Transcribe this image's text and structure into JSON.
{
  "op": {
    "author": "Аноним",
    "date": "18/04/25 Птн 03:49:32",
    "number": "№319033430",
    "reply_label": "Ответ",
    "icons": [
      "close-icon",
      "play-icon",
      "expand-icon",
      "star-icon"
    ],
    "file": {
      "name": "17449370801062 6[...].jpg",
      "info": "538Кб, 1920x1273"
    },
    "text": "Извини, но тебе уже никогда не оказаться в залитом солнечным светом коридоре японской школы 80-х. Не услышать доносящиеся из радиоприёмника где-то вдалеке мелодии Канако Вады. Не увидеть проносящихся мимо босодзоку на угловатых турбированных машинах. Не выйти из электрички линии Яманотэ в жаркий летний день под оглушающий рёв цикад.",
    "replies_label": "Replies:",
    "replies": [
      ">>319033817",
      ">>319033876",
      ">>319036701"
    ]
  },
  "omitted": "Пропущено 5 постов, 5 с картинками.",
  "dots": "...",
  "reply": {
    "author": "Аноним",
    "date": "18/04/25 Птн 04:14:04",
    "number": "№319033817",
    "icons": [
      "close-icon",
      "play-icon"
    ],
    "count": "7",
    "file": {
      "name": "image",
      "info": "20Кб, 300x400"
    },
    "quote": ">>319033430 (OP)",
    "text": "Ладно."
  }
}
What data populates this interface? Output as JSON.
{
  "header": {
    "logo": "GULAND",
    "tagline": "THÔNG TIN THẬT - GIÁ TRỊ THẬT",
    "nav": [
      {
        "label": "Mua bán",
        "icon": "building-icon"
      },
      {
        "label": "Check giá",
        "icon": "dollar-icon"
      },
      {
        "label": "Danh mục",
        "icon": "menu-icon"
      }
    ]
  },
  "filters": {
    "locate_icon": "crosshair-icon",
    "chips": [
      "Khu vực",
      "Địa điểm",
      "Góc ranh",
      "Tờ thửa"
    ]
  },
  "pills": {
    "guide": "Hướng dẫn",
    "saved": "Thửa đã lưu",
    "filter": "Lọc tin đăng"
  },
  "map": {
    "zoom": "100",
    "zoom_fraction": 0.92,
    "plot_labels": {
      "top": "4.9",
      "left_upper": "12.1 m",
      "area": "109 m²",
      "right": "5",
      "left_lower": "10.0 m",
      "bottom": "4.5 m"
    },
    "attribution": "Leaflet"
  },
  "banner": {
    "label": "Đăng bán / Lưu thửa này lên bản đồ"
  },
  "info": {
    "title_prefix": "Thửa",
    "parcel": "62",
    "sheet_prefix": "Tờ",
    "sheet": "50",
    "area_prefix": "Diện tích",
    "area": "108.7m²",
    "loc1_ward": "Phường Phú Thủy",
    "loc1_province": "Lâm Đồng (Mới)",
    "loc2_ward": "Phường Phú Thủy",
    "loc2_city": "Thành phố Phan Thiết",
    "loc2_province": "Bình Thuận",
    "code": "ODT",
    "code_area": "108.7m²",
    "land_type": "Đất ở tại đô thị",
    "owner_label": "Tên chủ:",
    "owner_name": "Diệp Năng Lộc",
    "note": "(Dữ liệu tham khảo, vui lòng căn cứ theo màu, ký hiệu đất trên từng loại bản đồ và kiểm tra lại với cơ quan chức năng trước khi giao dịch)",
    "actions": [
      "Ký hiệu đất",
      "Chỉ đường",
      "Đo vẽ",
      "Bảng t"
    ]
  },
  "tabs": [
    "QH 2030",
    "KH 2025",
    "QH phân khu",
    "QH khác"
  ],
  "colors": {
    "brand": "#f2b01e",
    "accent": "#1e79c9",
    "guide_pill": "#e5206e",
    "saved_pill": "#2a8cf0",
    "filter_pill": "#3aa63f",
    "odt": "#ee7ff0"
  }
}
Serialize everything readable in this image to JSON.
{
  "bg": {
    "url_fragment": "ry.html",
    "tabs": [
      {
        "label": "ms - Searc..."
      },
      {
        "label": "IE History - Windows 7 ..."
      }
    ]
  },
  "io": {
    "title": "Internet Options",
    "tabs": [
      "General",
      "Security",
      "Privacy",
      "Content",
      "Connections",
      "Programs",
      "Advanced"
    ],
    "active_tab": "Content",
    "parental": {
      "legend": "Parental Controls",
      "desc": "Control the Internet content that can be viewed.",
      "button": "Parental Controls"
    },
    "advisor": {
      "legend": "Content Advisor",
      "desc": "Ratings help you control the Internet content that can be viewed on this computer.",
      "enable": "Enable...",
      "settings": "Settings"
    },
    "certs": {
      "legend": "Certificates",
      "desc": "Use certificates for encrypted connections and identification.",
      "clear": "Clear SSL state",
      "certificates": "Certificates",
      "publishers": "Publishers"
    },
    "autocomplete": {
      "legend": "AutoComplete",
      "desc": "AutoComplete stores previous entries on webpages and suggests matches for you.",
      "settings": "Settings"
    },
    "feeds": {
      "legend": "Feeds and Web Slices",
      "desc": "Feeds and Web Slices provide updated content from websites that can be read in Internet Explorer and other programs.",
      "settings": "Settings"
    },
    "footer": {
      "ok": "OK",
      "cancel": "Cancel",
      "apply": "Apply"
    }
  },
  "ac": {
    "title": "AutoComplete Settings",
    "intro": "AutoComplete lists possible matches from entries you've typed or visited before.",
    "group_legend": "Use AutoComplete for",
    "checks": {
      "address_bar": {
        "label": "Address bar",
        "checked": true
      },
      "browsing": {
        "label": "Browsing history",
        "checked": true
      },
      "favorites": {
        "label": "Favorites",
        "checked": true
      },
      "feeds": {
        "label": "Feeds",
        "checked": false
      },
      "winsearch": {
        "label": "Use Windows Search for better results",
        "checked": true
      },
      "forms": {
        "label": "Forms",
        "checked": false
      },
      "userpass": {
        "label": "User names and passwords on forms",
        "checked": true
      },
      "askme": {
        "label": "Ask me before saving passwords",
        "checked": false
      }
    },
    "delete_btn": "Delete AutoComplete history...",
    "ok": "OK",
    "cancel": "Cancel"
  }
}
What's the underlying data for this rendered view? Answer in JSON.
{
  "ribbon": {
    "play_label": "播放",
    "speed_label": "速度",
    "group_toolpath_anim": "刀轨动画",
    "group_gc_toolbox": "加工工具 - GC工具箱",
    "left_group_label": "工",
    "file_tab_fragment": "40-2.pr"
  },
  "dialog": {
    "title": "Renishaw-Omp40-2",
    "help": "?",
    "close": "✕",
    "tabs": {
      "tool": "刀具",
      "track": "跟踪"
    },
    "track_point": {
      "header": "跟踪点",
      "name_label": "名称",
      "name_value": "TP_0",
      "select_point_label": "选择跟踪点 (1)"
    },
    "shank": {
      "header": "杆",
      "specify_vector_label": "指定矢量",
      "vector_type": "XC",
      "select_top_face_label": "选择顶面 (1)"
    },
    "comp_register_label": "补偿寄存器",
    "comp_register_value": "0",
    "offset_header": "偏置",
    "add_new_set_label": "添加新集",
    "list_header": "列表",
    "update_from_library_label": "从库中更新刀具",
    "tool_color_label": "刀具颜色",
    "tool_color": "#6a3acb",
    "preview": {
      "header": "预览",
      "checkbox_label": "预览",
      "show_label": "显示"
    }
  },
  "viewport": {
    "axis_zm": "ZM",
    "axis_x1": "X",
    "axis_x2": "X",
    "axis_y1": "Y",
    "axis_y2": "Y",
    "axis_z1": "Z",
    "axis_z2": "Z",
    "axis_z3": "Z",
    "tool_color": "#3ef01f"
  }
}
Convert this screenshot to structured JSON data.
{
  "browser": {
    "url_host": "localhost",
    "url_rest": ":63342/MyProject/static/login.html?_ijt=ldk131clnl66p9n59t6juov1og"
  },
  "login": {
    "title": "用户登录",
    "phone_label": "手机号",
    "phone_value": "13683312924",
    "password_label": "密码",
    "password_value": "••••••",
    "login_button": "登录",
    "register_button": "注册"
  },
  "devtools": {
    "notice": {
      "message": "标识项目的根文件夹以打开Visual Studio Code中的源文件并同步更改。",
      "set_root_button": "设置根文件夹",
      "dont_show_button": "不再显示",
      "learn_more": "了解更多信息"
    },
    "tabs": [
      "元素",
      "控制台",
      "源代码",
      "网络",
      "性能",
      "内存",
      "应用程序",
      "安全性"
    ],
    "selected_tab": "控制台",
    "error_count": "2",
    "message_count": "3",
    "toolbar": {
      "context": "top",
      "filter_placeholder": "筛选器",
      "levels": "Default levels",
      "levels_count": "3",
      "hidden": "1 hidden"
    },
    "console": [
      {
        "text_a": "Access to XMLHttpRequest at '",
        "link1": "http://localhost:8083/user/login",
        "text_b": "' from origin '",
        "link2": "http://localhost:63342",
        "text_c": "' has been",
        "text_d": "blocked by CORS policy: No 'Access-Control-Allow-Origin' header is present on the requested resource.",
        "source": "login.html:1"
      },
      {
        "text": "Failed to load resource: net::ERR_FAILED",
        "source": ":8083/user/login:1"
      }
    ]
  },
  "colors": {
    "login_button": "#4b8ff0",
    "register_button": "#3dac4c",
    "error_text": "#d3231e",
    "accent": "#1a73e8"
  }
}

Stated problem ▸ Work out the number of lines in this listing that include the word "localhost". Reply with that number only.

Task output ▸ 3